→ EXERCISE DESCRIPTION
Your answer should be one number: the count of lines in these entries that hold the word "this".

→ DATA LISTING
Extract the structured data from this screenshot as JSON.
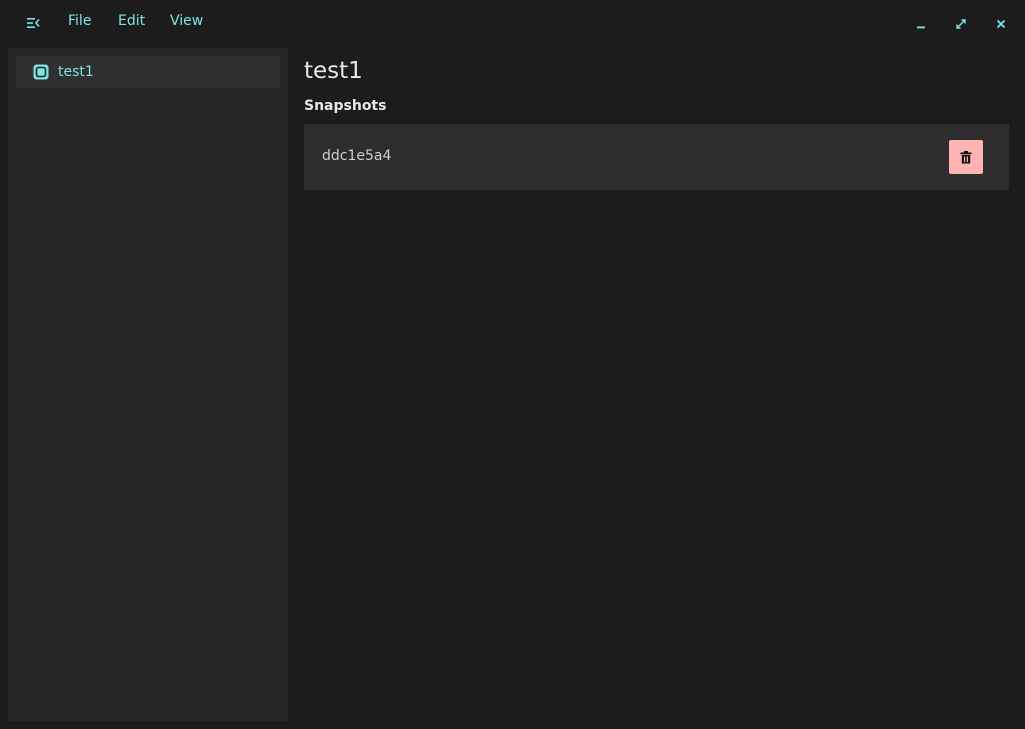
{
  "colors": {
    "background": "#1c1c1c",
    "sidebar": "#262626",
    "selected_item": "#303030",
    "row": "#2d2d2d",
    "accent": "#7de3e3",
    "danger": "#ffb3b3"
  },
  "titlebar": {
    "menu_toggle_icon": "menu-collapse-icon",
    "menus": [
      "File",
      "Edit",
      "View"
    ],
    "window_controls": {
      "minimize_icon": "minimize-icon",
      "maximize_icon": "maximize-icon",
      "close_icon": "close-icon"
    }
  },
  "sidebar": {
    "items": [
      {
        "label": "test1",
        "icon": "volume-icon",
        "selected": true
      }
    ]
  },
  "main": {
    "title": "test1",
    "section_title": "Snapshots",
    "snapshots": [
      {
        "id": "ddc1e5a4",
        "delete_icon": "trash-icon"
      }
    ]
  }
}
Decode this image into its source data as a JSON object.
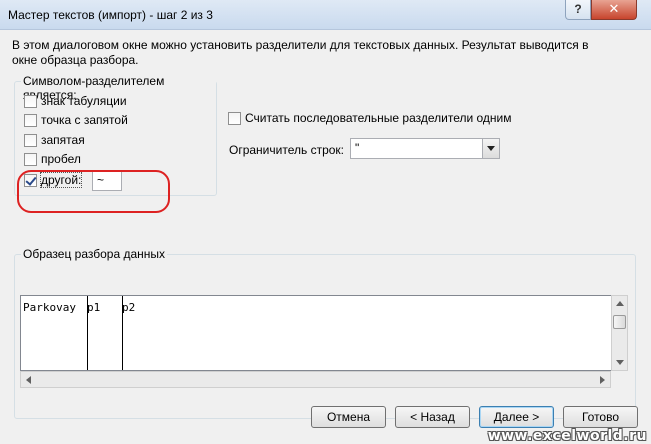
{
  "window": {
    "title": "Мастер текстов (импорт) - шаг 2 из 3",
    "help_glyph": "?",
    "close_glyph": "✕"
  },
  "description": "В этом диалоговом окне можно установить разделители для текстовых данных. Результат выводится в окне образца разбора.",
  "delimiters": {
    "title": "Символом-разделителем является:",
    "tab": {
      "label": "знак табуляции",
      "checked": false
    },
    "semicolon": {
      "label": "точка с запятой",
      "checked": false
    },
    "comma": {
      "label": "запятая",
      "checked": false
    },
    "space": {
      "label": "пробел",
      "checked": false
    },
    "other": {
      "label": "другой:",
      "checked": true,
      "value": "~"
    }
  },
  "consecutive": {
    "label": "Считать последовательные разделители одним",
    "checked": false
  },
  "text_qualifier": {
    "label": "Ограничитель строк:",
    "value": "\""
  },
  "preview": {
    "title": "Образец разбора данных",
    "columns": [
      "Parkovay",
      "p1",
      "p2"
    ]
  },
  "buttons": {
    "cancel": "Отмена",
    "back": "< Назад",
    "next": "Далее >",
    "finish": "Готово"
  },
  "watermark": "www.excelworld.ru",
  "colors": {
    "annotation_oval": "#dd2222",
    "close_button": "#c7452d"
  }
}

→ COMPLETED EXERCISE
2